Tasks:
**a.** The excerpt on tax rules for employees working remotely across borders mentions several activities involving intangibles. List all of them.
**b.** According to the text on tax rules for remote working abroad, what do the use and enjoyment rules ensure?
**c.** Extend the text on the tax and business implications of employees working remotely overseas past its final sentence.

Excerpted text:
---
The OTS will be considering the tax rules that can trip up employers. This could apply to UK businesses with employees working remotely overseas, or to overseas businesses with employees choosing the UK as their work location in circumstances where it is not a formal overseas assignment.
The issues include:
- tax, social security, tax residence, the potential for double taxation and practical considerations such as requirements to register, deduct, and pay over tax in different jurisdictions;
- the risks of creating a permanent establishment or skewing the transfer pricing profile if significant people functions are undertaken in different places or if the people concerned are involved in the development, enhancement, maintenance, protection, and exploitation of intangibles;
- the implications for share schemes and pension schemes; and
- how existing provisions for expatriates might apply (eg, short term business visitor rules, overseas workday relief, and modified payroll).
VAT might not be on the radar of the business, but having employees working in different locations might change the VAT position. While the chances of creating a fixed establishment for VAT purposes are likely to be remote, businesses could be caught out by the use and enjoyment rules. The use and enjoyment rules make sure that taxation takes place where the services are consumed.
A common example could be a mobile phone contract for an employee who then uses that phone in the EU rather than the UK. Whether VAT is due in the EU country, instead of (or possibly as well as) the UK, would be down to the EU country’s rules on use and enjoyment. This is unique to each country. On the flip side, where a UK company supplies services to a non-UK business, these services may ordinarily fall outside the scope of UK VAT. However, if the business customer’s employee uses their mobile phone contract in the UK, UK VAT may become chargeable.
There are plenty of non-tax business implications in areas such as employment law, regulatory requirements, and immigration law. These would be managed in a formal expatriate assignment. How do employers control and monitor this when a homeworker decides to work from an overseas location? The considerations include:
- Do local employment laws apply to the remote working arrangements, and could they override any intended laws governing the contractual relationship?
---
Page layout parsing data:
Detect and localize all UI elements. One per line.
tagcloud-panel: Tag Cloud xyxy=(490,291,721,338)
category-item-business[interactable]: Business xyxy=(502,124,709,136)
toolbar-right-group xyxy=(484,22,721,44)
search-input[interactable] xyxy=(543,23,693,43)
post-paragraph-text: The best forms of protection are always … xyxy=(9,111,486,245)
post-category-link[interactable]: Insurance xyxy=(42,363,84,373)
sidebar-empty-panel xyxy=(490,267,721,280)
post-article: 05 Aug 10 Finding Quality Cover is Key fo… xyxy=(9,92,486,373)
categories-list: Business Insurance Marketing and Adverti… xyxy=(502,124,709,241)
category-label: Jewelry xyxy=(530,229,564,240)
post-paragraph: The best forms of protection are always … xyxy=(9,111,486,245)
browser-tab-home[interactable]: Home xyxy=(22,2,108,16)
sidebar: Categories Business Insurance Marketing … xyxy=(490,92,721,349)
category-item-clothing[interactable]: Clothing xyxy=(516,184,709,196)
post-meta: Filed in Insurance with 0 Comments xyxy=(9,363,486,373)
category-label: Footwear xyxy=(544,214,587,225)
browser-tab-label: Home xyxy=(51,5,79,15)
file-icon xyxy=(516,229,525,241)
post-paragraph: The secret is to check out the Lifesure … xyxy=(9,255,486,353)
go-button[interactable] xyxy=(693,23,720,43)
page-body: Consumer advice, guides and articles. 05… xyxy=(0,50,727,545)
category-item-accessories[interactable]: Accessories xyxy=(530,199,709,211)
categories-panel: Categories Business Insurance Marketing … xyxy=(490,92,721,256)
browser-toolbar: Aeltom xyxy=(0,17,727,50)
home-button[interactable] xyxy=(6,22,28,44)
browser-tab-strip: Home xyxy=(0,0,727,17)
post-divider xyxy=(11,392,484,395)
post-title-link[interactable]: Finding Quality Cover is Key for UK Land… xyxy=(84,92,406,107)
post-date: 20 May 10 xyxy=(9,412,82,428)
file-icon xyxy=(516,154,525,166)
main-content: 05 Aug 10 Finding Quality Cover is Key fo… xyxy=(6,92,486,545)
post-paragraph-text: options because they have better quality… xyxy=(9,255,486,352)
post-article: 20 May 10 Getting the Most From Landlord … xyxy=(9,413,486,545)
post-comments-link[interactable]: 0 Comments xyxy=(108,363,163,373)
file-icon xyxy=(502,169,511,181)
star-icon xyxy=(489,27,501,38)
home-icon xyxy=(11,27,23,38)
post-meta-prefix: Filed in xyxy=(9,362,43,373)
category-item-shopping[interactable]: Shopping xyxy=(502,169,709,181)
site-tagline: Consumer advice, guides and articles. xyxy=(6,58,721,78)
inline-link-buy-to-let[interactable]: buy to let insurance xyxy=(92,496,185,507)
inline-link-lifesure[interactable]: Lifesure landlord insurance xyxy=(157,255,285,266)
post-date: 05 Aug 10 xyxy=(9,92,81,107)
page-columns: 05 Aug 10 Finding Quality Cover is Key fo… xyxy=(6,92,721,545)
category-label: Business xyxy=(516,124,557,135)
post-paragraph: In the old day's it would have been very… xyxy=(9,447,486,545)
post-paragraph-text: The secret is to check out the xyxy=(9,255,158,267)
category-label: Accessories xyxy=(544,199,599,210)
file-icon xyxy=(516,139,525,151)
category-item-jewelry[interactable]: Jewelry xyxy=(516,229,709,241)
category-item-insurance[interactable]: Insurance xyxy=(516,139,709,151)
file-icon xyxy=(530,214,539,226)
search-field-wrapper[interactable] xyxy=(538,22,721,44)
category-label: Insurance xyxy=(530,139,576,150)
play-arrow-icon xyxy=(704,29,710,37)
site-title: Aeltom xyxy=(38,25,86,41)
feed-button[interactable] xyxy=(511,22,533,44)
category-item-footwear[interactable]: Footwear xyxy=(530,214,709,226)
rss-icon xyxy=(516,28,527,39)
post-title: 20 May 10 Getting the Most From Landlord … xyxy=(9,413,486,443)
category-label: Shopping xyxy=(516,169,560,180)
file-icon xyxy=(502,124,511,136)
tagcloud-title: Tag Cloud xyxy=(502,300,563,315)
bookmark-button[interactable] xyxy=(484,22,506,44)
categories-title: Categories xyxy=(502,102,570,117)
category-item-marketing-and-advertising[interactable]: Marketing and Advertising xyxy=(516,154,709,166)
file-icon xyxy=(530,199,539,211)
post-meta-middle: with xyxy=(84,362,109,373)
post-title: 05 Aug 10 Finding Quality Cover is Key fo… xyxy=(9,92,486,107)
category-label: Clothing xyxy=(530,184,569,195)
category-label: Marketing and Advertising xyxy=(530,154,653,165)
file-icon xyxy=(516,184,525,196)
---
Answers by item number:
**a.**
- development
- enhancement
- maintenance
- protection
- exploitation

**b.** They ensure that taxation takes place where the services are consumed.

**c.**
- What is the position on statutory employment rights?
- Do local requirements necessitate a separate local legal entity to be the employer?
- Do you need an ‘employer of record’?
- Are there restrictions on the type of roles that workers can perform in that location?
- What are the immigration rules for that jurisdiction?
- If there is a breach of the immigration rules, what are the implications for the employer
- What are the local data protection laws and are systems robust enough to protect against a data breach?
- Do any mandatory local health and safety rules apply?
- Does the jurisdiction require the mandatory reimbursement of certain expenses?
While the OTS indicates that it will be mindful of visas, rights to work and employment law, it has to draw the line somewhere. Many of the issues above fall within the remit of the Department for Business, Energy and Industrial Strategy (BEIS). While BEIS has produced a comprehensive set of guides on the visa requirements for British citizens travelling for business to countries in the EEA and Switzerland, these do not cover the other issues and are aimed at the worker rather than the employer.
No easy solution
I don’t envy the OTS the task of reviewing this area. Coming up with sensible suggestions for improving the domestic rules – particularly the workplace test – will be challenging enough. In terms of the cross-border issues, it would be wonderful to see the review shine a light on business-friendly jurisdictions and practices, in the hope that others might follow suit.